__Objective__:
Repeat the material exactly, leaving nothing out.

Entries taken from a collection
..............................

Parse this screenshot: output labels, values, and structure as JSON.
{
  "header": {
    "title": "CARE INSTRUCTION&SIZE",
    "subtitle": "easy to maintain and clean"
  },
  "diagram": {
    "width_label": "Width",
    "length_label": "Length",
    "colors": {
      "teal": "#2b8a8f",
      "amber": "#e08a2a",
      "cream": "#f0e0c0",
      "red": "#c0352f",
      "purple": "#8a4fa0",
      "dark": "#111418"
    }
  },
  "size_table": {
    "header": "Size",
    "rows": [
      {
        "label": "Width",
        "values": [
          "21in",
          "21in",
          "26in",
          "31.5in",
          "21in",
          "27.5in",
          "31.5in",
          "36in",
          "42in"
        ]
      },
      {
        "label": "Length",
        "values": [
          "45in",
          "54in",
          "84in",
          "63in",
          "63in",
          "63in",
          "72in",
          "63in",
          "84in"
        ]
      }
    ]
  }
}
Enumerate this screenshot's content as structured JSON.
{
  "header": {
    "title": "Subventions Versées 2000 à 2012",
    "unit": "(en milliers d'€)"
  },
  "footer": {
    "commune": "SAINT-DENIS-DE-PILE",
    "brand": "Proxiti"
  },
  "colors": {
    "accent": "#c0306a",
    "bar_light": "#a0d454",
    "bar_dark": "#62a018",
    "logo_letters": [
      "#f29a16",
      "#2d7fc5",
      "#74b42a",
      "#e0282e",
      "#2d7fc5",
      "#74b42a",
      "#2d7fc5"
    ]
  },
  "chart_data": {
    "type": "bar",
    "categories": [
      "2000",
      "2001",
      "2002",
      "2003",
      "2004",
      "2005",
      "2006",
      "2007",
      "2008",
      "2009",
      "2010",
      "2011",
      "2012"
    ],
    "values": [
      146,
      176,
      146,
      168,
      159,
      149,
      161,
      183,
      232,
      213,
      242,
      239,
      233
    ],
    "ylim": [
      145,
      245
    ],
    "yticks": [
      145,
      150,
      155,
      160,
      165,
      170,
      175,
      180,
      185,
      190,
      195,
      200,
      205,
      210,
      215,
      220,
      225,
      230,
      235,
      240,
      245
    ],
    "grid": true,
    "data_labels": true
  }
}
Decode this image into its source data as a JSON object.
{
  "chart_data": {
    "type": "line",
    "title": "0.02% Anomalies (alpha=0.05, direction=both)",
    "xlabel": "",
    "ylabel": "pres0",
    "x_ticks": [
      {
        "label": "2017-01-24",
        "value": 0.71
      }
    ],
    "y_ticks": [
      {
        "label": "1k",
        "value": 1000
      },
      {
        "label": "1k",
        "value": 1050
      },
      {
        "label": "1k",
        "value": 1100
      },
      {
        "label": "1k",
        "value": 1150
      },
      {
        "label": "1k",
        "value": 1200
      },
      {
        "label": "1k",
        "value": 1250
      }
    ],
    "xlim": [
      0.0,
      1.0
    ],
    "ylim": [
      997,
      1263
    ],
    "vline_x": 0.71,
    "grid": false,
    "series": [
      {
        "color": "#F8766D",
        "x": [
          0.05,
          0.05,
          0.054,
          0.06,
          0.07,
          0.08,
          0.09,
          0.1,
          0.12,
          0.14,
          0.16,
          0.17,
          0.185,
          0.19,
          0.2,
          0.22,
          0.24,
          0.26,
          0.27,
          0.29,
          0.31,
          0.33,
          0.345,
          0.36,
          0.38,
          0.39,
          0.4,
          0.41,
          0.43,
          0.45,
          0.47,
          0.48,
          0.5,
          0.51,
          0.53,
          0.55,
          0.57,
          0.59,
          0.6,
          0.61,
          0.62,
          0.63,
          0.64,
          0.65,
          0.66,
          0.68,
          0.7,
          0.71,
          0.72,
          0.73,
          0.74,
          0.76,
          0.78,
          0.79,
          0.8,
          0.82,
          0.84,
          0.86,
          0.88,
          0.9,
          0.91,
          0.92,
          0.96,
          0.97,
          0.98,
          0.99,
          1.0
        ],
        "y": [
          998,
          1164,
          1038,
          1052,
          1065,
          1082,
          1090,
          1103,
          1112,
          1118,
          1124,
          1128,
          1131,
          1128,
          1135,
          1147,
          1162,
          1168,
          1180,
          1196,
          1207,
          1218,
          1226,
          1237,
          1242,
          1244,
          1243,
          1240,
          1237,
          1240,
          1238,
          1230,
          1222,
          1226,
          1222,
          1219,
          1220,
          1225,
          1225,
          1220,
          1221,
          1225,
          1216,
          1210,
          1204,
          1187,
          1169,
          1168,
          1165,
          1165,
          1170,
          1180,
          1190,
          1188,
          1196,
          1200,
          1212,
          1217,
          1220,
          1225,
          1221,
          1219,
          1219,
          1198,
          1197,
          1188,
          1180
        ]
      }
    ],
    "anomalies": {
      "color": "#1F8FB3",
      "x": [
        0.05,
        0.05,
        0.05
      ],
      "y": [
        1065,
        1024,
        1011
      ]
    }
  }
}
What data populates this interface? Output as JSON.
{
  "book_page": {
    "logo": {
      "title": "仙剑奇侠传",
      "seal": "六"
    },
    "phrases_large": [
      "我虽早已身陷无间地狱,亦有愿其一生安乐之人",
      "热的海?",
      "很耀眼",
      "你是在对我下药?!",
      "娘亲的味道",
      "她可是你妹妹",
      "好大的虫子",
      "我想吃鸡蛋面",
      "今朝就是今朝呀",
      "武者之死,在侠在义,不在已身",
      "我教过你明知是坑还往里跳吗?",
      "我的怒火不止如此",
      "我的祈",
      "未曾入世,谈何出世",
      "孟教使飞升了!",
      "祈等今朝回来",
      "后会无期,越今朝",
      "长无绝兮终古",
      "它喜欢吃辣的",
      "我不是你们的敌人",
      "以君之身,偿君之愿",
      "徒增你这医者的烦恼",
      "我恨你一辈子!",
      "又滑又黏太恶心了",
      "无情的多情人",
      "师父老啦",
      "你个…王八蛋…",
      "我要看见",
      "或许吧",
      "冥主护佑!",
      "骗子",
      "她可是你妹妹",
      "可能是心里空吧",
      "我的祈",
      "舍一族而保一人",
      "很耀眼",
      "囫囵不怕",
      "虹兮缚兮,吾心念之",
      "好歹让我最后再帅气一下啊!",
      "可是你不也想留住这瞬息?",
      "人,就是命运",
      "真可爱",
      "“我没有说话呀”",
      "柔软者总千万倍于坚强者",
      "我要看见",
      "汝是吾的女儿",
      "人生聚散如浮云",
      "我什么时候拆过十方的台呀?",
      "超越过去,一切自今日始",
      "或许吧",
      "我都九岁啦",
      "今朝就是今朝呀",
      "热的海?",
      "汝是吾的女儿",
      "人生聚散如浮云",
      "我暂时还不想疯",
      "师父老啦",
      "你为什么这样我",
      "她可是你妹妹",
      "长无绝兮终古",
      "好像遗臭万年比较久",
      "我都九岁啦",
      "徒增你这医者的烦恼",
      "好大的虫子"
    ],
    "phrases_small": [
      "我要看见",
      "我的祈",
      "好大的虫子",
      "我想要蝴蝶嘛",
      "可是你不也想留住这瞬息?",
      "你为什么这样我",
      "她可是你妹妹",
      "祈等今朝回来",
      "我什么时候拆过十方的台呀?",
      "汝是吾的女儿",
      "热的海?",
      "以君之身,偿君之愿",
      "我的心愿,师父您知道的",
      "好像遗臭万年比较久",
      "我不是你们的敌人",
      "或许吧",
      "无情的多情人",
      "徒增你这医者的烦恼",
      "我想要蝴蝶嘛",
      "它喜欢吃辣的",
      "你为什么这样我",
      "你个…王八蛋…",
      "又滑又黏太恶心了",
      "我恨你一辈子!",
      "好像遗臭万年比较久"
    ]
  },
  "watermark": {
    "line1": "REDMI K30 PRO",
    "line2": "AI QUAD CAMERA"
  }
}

..............................

__Complete answer__:
Parse this screenshot: output labels, values, and structure as JSON.
{
  "header": {
    "title": "CARE INSTRUCTION&SIZE",
    "subtitle": "easy to maintain and clean"
  },
  "diagram": {
    "width_label": "Width",
    "length_label": "Length",
    "colors": {
      "teal": "#2b8a8f",
      "amber": "#e08a2a",
      "cream": "#f0e0c0",
      "red": "#c0352f",
      "purple": "#8a4fa0",
      "dark": "#111418"
    }
  },
  "size_table": {
    "header": "Size",
    "rows": [
      {
        "label": "Width",
        "values": [
          "21in",
          "21in",
          "26in",
          "31.5in",
          "21in",
          "27.5in",
          "31.5in",
          "36in",
          "42in"
        ]
      },
      {
        "label": "Length",
        "values": [
          "45in",
          "54in",
          "84in",
          "63in",
          "63in",
          "63in",
          "72in",
          "63in",
          "84in"
        ]
      }
    ]
  }
}
Enumerate this screenshot's content as structured JSON.
{
  "header": {
    "title": "Subventions Versées 2000 à 2012",
    "unit": "(en milliers d'€)"
  },
  "footer": {
    "commune": "SAINT-DENIS-DE-PILE",
    "brand": "Proxiti"
  },
  "colors": {
    "accent": "#c0306a",
    "bar_light": "#a0d454",
    "bar_dark": "#62a018",
    "logo_letters": [
      "#f29a16",
      "#2d7fc5",
      "#74b42a",
      "#e0282e",
      "#2d7fc5",
      "#74b42a",
      "#2d7fc5"
    ]
  },
  "chart_data": {
    "type": "bar",
    "categories": [
      "2000",
      "2001",
      "2002",
      "2003",
      "2004",
      "2005",
      "2006",
      "2007",
      "2008",
      "2009",
      "2010",
      "2011",
      "2012"
    ],
    "values": [
      146,
      176,
      146,
      168,
      159,
      149,
      161,
      183,
      232,
      213,
      242,
      239,
      233
    ],
    "ylim": [
      145,
      245
    ],
    "yticks": [
      145,
      150,
      155,
      160,
      165,
      170,
      175,
      180,
      185,
      190,
      195,
      200,
      205,
      210,
      215,
      220,
      225,
      230,
      235,
      240,
      245
    ],
    "grid": true,
    "data_labels": true
  }
}
Decode this image into its source data as a JSON object.
{
  "chart_data": {
    "type": "line",
    "title": "0.02% Anomalies (alpha=0.05, direction=both)",
    "xlabel": "",
    "ylabel": "pres0",
    "x_ticks": [
      {
        "label": "2017-01-24",
        "value": 0.71
      }
    ],
    "y_ticks": [
      {
        "label": "1k",
        "value": 1000
      },
      {
        "label": "1k",
        "value": 1050
      },
      {
        "label": "1k",
        "value": 1100
      },
      {
        "label": "1k",
        "value": 1150
      },
      {
        "label": "1k",
        "value": 1200
      },
      {
        "label": "1k",
        "value": 1250
      }
    ],
    "xlim": [
      0.0,
      1.0
    ],
    "ylim": [
      997,
      1263
    ],
    "vline_x": 0.71,
    "grid": false,
    "series": [
      {
        "color": "#F8766D",
        "x": [
          0.05,
          0.05,
          0.054,
          0.06,
          0.07,
          0.08,
          0.09,
          0.1,
          0.12,
          0.14,
          0.16,
          0.17,
          0.185,
          0.19,
          0.2,
          0.22,
          0.24,
          0.26,
          0.27,
          0.29,
          0.31,
          0.33,
          0.345,
          0.36,
          0.38,
          0.39,
          0.4,
          0.41,
          0.43,
          0.45,
          0.47,
          0.48,
          0.5,
          0.51,
          0.53,
          0.55,
          0.57,
          0.59,
          0.6,
          0.61,
          0.62,
          0.63,
          0.64,
          0.65,
          0.66,
          0.68,
          0.7,
          0.71,
          0.72,
          0.73,
          0.74,
          0.76,
          0.78,
          0.79,
          0.8,
          0.82,
          0.84,
          0.86,
          0.88,
          0.9,
          0.91,
          0.92,
          0.96,
          0.97,
          0.98,
          0.99,
          1.0
        ],
        "y": [
          998,
          1164,
          1038,
          1052,
          1065,
          1082,
          1090,
          1103,
          1112,
          1118,
          1124,
          1128,
          1131,
          1128,
          1135,
          1147,
          1162,
          1168,
          1180,
          1196,
          1207,
          1218,
          1226,
          1237,
          1242,
          1244,
          1243,
          1240,
          1237,
          1240,
          1238,
          1230,
          1222,
          1226,
          1222,
          1219,
          1220,
          1225,
          1225,
          1220,
          1221,
          1225,
          1216,
          1210,
          1204,
          1187,
          1169,
          1168,
          1165,
          1165,
          1170,
          1180,
          1190,
          1188,
          1196,
          1200,
          1212,
          1217,
          1220,
          1225,
          1221,
          1219,
          1219,
          1198,
          1197,
          1188,
          1180
        ]
      }
    ],
    "anomalies": {
      "color": "#1F8FB3",
      "x": [
        0.05,
        0.05,
        0.05
      ],
      "y": [
        1065,
        1024,
        1011
      ]
    }
  }
}
What data populates this interface? Output as JSON.
{
  "book_page": {
    "logo": {
      "title": "仙剑奇侠传",
      "seal": "六"
    },
    "phrases_large": [
      "我虽早已身陷无间地狱,亦有愿其一生安乐之人",
      "热的海?",
      "很耀眼",
      "你是在对我下药?!",
      "娘亲的味道",
      "她可是你妹妹",
      "好大的虫子",
      "我想吃鸡蛋面",
      "今朝就是今朝呀",
      "武者之死,在侠在义,不在已身",
      "我教过你明知是坑还往里跳吗?",
      "我的怒火不止如此",
      "我的祈",
      "未曾入世,谈何出世",
      "孟教使飞升了!",
      "祈等今朝回来",
      "后会无期,越今朝",
      "长无绝兮终古",
      "它喜欢吃辣的",
      "我不是你们的敌人",
      "以君之身,偿君之愿",
      "徒增你这医者的烦恼",
      "我恨你一辈子!",
      "又滑又黏太恶心了",
      "无情的多情人",
      "师父老啦",
      "你个…王八蛋…",
      "我要看见",
      "或许吧",
      "冥主护佑!",
      "骗子",
      "她可是你妹妹",
      "可能是心里空吧",
      "我的祈",
      "舍一族而保一人",
      "很耀眼",
      "囫囵不怕",
      "虹兮缚兮,吾心念之",
      "好歹让我最后再帅气一下啊!",
      "可是你不也想留住这瞬息?",
      "人,就是命运",
      "真可爱",
      "“我没有说话呀”",
      "柔软者总千万倍于坚强者",
      "我要看见",
      "汝是吾的女儿",
      "人生聚散如浮云",
      "我什么时候拆过十方的台呀?",
      "超越过去,一切自今日始",
      "或许吧",
      "我都九岁啦",
      "今朝就是今朝呀",
      "热的海?",
      "汝是吾的女儿",
      "人生聚散如浮云",
      "我暂时还不想疯",
      "师父老啦",
      "你为什么这样我",
      "她可是你妹妹",
      "长无绝兮终古",
      "好像遗臭万年比较久",
      "我都九岁啦",
      "徒增你这医者的烦恼",
      "好大的虫子"
    ],
    "phrases_small": [
      "我要看见",
      "我的祈",
      "好大的虫子",
      "我想要蝴蝶嘛",
      "可是你不也想留住这瞬息?",
      "你为什么这样我",
      "她可是你妹妹",
      "祈等今朝回来",
      "我什么时候拆过十方的台呀?",
      "汝是吾的女儿",
      "热的海?",
      "以君之身,偿君之愿",
      "我的心愿,师父您知道的",
      "好像遗臭万年比较久",
      "我不是你们的敌人",
      "或许吧",
      "无情的多情人",
      "徒增你这医者的烦恼",
      "我想要蝴蝶嘛",
      "它喜欢吃辣的",
      "你为什么这样我",
      "你个…王八蛋…",
      "又滑又黏太恶心了",
      "我恨你一辈子!",
      "好像遗臭万年比较久"
    ]
  },
  "watermark": {
    "line1": "REDMI K30 PRO",
    "line2": "AI QUAD CAMERA"
  }
}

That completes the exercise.